* Begin Data *
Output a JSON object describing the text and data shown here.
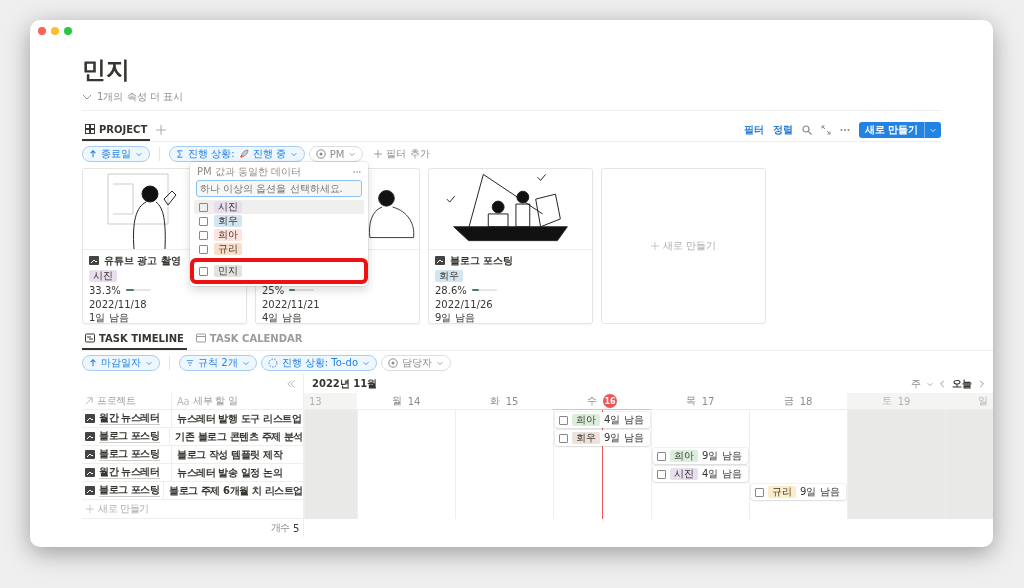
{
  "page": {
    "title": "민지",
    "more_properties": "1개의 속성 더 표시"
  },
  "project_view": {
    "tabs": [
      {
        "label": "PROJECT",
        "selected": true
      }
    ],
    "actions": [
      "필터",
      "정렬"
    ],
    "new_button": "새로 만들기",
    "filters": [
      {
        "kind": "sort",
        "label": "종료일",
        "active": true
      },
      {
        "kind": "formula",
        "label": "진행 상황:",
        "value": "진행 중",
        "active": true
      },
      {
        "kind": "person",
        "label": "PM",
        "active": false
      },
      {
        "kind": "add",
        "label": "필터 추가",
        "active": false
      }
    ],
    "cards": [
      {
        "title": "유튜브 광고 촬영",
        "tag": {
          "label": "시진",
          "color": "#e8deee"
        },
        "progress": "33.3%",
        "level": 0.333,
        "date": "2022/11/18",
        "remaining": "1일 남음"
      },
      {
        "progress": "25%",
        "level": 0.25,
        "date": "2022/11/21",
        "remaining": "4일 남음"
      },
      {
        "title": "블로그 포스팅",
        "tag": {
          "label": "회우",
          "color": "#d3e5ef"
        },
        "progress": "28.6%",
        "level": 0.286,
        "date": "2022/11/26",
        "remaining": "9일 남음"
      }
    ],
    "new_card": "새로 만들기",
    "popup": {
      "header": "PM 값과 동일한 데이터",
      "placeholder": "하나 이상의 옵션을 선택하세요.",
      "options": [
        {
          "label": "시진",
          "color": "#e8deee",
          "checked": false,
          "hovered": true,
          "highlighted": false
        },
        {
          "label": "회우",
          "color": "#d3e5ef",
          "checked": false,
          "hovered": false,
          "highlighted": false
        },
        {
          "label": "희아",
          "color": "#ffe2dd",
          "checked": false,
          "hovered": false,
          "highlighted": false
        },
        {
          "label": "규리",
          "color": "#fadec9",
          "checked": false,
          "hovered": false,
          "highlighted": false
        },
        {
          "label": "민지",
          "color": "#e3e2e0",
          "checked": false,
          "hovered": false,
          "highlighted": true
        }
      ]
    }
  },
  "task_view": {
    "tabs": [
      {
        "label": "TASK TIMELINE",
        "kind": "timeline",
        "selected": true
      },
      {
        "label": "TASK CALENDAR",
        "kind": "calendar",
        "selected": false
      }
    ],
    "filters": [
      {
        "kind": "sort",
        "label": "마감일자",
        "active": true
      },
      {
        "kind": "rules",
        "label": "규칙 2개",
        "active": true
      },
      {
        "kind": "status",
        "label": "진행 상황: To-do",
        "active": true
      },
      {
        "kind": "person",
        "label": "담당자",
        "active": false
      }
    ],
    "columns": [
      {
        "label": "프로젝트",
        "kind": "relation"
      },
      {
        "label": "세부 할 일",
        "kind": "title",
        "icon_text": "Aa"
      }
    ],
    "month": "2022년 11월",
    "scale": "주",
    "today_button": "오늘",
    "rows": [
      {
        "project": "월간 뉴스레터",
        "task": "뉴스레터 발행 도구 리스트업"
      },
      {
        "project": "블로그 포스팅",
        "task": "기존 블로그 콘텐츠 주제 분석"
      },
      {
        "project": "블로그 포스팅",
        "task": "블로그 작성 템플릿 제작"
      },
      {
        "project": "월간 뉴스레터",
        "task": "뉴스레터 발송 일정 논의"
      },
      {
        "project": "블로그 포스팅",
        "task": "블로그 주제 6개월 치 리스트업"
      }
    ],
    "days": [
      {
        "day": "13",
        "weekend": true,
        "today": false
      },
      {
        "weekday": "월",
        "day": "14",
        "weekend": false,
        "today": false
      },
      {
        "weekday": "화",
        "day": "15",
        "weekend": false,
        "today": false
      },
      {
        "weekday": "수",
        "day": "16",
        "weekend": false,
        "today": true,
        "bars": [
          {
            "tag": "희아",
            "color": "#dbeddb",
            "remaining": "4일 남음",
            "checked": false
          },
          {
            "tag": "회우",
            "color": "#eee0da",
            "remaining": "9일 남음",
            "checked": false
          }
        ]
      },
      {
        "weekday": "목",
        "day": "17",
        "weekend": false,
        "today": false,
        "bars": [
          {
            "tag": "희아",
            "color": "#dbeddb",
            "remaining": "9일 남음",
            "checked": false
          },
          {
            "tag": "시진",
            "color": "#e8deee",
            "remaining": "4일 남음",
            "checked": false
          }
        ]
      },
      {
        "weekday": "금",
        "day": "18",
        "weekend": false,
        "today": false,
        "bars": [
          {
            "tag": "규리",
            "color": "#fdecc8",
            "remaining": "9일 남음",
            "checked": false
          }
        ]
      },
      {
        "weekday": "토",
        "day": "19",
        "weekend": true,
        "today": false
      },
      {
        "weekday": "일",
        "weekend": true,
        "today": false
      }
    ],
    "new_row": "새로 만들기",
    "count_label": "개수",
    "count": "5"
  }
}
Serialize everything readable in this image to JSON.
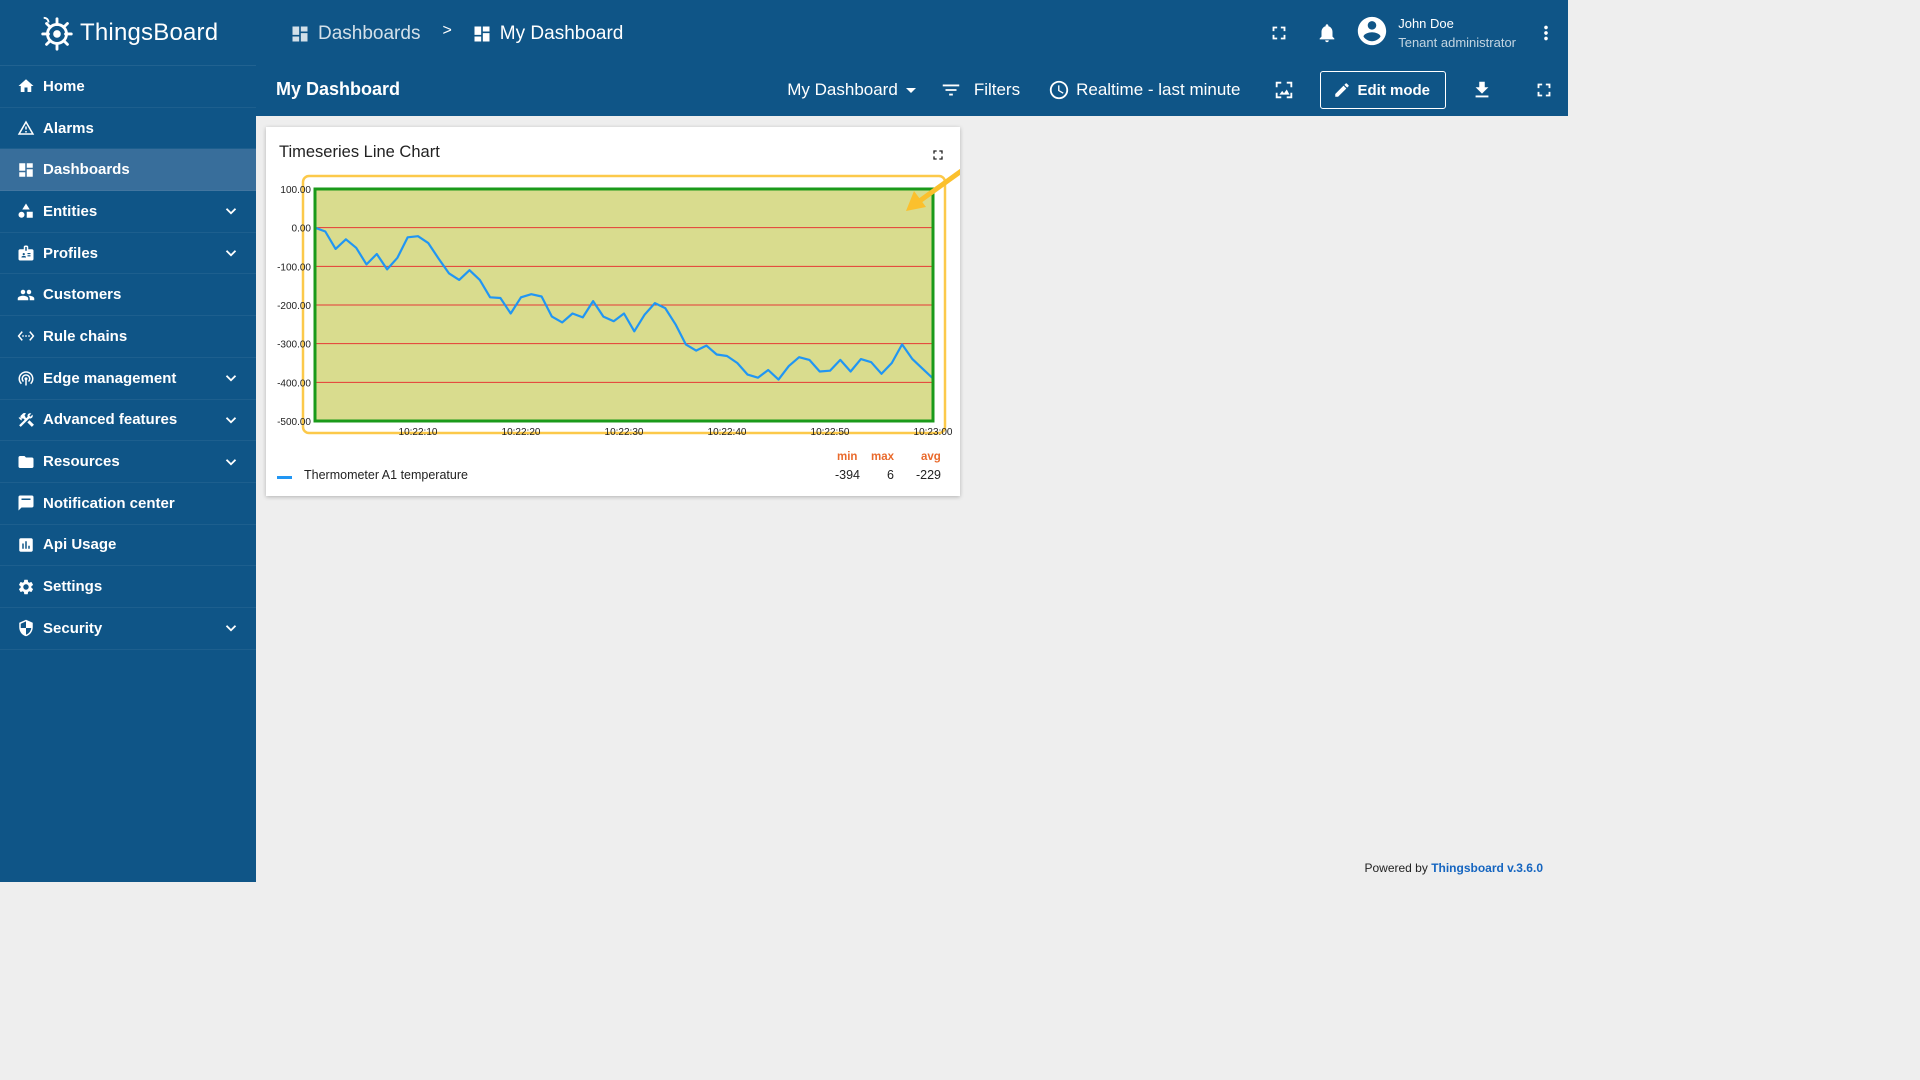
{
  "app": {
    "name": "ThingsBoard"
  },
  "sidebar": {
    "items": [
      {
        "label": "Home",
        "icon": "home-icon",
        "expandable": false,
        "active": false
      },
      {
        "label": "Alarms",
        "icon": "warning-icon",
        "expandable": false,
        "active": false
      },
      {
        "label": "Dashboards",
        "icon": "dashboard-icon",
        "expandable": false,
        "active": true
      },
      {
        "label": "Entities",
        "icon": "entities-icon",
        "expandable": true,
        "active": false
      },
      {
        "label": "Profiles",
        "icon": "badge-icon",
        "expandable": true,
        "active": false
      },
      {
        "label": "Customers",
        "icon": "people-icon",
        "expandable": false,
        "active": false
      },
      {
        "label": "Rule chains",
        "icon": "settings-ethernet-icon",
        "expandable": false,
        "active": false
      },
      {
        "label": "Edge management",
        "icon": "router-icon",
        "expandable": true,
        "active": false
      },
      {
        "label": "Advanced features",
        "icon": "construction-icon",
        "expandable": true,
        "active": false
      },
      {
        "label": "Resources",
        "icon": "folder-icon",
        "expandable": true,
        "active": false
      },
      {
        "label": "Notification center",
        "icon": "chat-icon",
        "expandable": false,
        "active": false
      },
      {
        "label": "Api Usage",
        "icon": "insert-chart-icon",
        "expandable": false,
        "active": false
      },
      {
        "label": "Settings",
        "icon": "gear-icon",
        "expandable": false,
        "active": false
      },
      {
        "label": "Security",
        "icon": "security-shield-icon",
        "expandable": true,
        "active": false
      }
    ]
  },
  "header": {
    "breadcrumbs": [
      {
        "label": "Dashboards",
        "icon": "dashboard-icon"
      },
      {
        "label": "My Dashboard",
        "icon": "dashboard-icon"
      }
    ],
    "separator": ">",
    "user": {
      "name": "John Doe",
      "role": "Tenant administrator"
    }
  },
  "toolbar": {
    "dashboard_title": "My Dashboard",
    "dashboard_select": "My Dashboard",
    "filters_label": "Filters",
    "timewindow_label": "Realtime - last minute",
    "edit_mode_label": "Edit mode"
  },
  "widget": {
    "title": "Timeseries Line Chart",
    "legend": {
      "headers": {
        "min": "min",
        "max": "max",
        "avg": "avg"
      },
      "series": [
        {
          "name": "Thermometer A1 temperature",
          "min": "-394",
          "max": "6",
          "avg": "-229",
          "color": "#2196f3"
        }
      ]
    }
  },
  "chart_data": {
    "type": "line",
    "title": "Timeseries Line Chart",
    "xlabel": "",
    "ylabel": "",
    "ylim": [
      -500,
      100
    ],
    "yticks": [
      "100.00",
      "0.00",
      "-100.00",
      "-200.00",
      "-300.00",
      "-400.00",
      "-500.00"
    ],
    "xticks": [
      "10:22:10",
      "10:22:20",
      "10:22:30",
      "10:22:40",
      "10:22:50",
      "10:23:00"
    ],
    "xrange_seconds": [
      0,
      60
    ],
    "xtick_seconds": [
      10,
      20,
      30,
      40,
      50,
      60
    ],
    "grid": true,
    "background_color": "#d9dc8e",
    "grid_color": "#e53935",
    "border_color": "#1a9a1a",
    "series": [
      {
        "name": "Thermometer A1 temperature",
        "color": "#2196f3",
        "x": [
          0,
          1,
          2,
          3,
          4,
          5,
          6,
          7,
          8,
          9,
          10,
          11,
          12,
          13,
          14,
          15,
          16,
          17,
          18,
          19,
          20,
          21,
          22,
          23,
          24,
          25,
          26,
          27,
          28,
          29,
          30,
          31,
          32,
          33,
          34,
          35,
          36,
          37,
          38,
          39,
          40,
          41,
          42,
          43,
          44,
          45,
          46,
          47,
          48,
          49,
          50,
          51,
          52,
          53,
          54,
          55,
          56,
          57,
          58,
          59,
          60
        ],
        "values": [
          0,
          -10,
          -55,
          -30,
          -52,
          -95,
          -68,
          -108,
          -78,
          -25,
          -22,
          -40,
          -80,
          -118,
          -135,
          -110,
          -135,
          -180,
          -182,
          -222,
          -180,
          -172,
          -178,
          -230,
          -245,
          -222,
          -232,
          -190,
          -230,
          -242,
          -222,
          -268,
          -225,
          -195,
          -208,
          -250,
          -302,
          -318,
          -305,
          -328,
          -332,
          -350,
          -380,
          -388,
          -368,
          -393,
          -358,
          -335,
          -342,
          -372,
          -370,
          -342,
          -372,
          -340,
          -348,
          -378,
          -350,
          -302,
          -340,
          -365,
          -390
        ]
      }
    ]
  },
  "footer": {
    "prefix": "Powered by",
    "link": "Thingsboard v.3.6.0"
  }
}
* End Data *
■ Exercise prompt ■
In the records above, locate each line with the word "weekday". Copy all such lines.

■ Answer to this exercise ■
        "weekday": "월",
        "weekday": "화",
        "weekday": "수",
        "weekday": "목",
        "weekday": "금",
        "weekday": "토",
        "weekday": "일",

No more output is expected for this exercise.